Recorded data
-*-

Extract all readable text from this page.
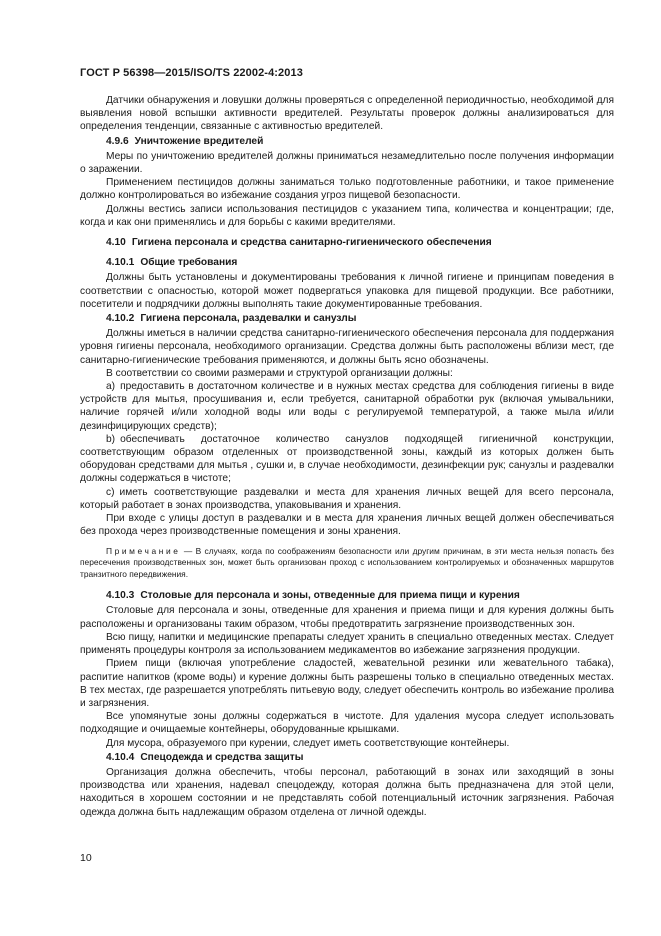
ГОСТ Р 56398—2015/ISO/TS 22002-4:2013

Датчики обнаружения и ловушки должны проверяться с определенной периодичностью, необходимой для выявления новой вспышки активности вредителей. Результаты проверок должны анализироваться для определения тенденции, связанные с активностью вредителей.

4.9.6 Уничтожение вредителей

Меры по уничтожению вредителей должны приниматься незамедлительно после получения информации о заражении.

Применением пестицидов должны заниматься только подготовленные работники, и такое применение должно контролироваться во избежание создания угроз пищевой безопасности.

Должны вестись записи использования пестицидов с указанием типа, количества и концентрации; где, когда и как они применялись и для борьбы с какими вредителями.

4.10 Гигиена персонала и средства санитарно-гигиенического обеспечения

4.10.1 Общие требования

Должны быть установлены и документированы требования к личной гигиене и принципам поведения в соответствии с опасностью, которой может подвергаться упаковка для пищевой продукции. Все работники, посетители и подрядчики должны выполнять такие документированные требования.

4.10.2 Гигиена персонала, раздевалки и санузлы

Должны иметься в наличии средства санитарно-гигиенического обеспечения персонала для поддержания уровня гигиены персонала, необходимого организации. Средства должны быть расположены вблизи мест, где санитарно-гигиенические требования применяются, и должны быть ясно обозначены.

В соответствии со своими размерами и структурой организации должны:

а) предоставить в достаточном количестве и в нужных местах средства для соблюдения гигиены в виде устройств для мытья, просушивания и, если требуется, санитарной обработки рук (включая умывальники, наличие горячей и/или холодной воды или воды с регулируемой температурой, а также мыла и/или дезинфицирующих средств);

b) обеспечивать достаточное количество санузлов подходящей гигиеничной конструкции, соответствующим образом отделенных от производственной зоны, каждый из которых должен быть оборудован средствами для мытья , сушки и, в случае необходимости, дезинфекции рук; санузлы и раздевалки должны содержаться в чистоте;

c) иметь соответствующие раздевалки и места для хранения личных вещей для всего персонала, который работает в зонах производства, упаковывания и хранения.

При входе с улицы доступ в раздевалки и в места для хранения личных вещей должен обеспечиваться без прохода через производственные помещения и зоны хранения.

Примечание — В случаях, когда по соображениям безопасности или другим причинам, в эти места нельзя попасть без пересечения производственных зон, может быть организован проход с использованием контролируемых и обозначенных маршрутов транзитного передвижения.

4.10.3 Столовые для персонала и зоны, отведенные для приема пищи и курения

Столовые для персонала и зоны, отведенные для хранения и приема пищи и для курения должны быть расположены и организованы таким образом, чтобы предотвратить загрязнение производственных зон.

Всю пищу, напитки и медицинские препараты следует хранить в специально отведенных местах. Следует применять процедуры контроля за использованием медикаментов во избежание загрязнения продукции.

Прием пищи (включая употребление сладостей, жевательной резинки или жевательного табака), распитие напитков (кроме воды) и курение должны быть разрешены только в специально отведенных местах. В тех местах, где разрешается употреблять питьевую воду, следует обеспечить контроль во избежание пролива и загрязнения.

Все упомянутые зоны должны содержаться в чистоте. Для удаления мусора следует использовать подходящие и очищаемые контейнеры, оборудованные крышками.

Для мусора, образуемого при курении, следует иметь соответствующие контейнеры.

4.10.4 Спецодежда и средства защиты

Организация должна обеспечить, чтобы персонал, работающий в зонах или заходящий в зоны производства или хранения, надевал спецодежду, которая должна быть предназначена для этой цели, находиться в хорошем состоянии и не представлять собой потенциальный источник загрязнения. Рабочая одежда должна быть надлежащим образом отделена от личной одежды.

10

-*-

Task to complete
All of the material above needs to be restated exactly, with no pictures.

Exercise response
Extract all readable text from this page.
ГОСТ Р 56398—2015/ISO/TS 22002-4:2013

Датчики обнаружения и ловушки должны проверяться с определенной периодичностью, необходимой для выявления новой вспышки активности вредителей. Результаты проверок должны анализироваться для определения тенденции, связанные с активностью вредителей.

4.9.6 Уничтожение вредителей

Меры по уничтожению вредителей должны приниматься незамедлительно после получения информации о заражении.

Применением пестицидов должны заниматься только подготовленные работники, и такое применение должно контролироваться во избежание создания угроз пищевой безопасности.

Должны вестись записи использования пестицидов с указанием типа, количества и концентрации; где, когда и как они применялись и для борьбы с какими вредителями.

4.10 Гигиена персонала и средства санитарно-гигиенического обеспечения

4.10.1 Общие требования

Должны быть установлены и документированы требования к личной гигиене и принципам поведения в соответствии с опасностью, которой может подвергаться упаковка для пищевой продукции. Все работники, посетители и подрядчики должны выполнять такие документированные требования.

4.10.2 Гигиена персонала, раздевалки и санузлы

Должны иметься в наличии средства санитарно-гигиенического обеспечения персонала для поддержания уровня гигиены персонала, необходимого организации. Средства должны быть расположены вблизи мест, где санитарно-гигиенические требования применяются, и должны быть ясно обозначены.

В соответствии со своими размерами и структурой организации должны:

а) предоставить в достаточном количестве и в нужных местах средства для соблюдения гигиены в виде устройств для мытья, просушивания и, если требуется, санитарной обработки рук (включая умывальники, наличие горячей и/или холодной воды или воды с регулируемой температурой, а также мыла и/или дезинфицирующих средств);

b) обеспечивать достаточное количество санузлов подходящей гигиеничной конструкции, соответствующим образом отделенных от производственной зоны, каждый из которых должен быть оборудован средствами для мытья , сушки и, в случае необходимости, дезинфекции рук; санузлы и раздевалки должны содержаться в чистоте;

c) иметь соответствующие раздевалки и места для хранения личных вещей для всего персонала, который работает в зонах производства, упаковывания и хранения.

При входе с улицы доступ в раздевалки и в места для хранения личных вещей должен обеспечиваться без прохода через производственные помещения и зоны хранения.

Примечание — В случаях, когда по соображениям безопасности или другим причинам, в эти места нельзя попасть без пересечения производственных зон, может быть организован проход с использованием контролируемых и обозначенных маршрутов транзитного передвижения.

4.10.3 Столовые для персонала и зоны, отведенные для приема пищи и курения

Столовые для персонала и зоны, отведенные для хранения и приема пищи и для курения должны быть расположены и организованы таким образом, чтобы предотвратить загрязнение производственных зон.

Всю пищу, напитки и медицинские препараты следует хранить в специально отведенных местах. Следует применять процедуры контроля за использованием медикаментов во избежание загрязнения продукции.

Прием пищи (включая употребление сладостей, жевательной резинки или жевательного табака), распитие напитков (кроме воды) и курение должны быть разрешены только в специально отведенных местах. В тех местах, где разрешается употреблять питьевую воду, следует обеспечить контроль во избежание пролива и загрязнения.

Все упомянутые зоны должны содержаться в чистоте. Для удаления мусора следует использовать подходящие и очищаемые контейнеры, оборудованные крышками.

Для мусора, образуемого при курении, следует иметь соответствующие контейнеры.

4.10.4 Спецодежда и средства защиты

Организация должна обеспечить, чтобы персонал, работающий в зонах или заходящий в зоны производства или хранения, надевал спецодежду, которая должна быть предназначена для этой цели, находиться в хорошем состоянии и не представлять собой потенциальный источник загрязнения. Рабочая одежда должна быть надлежащим образом отделена от личной одежды.

10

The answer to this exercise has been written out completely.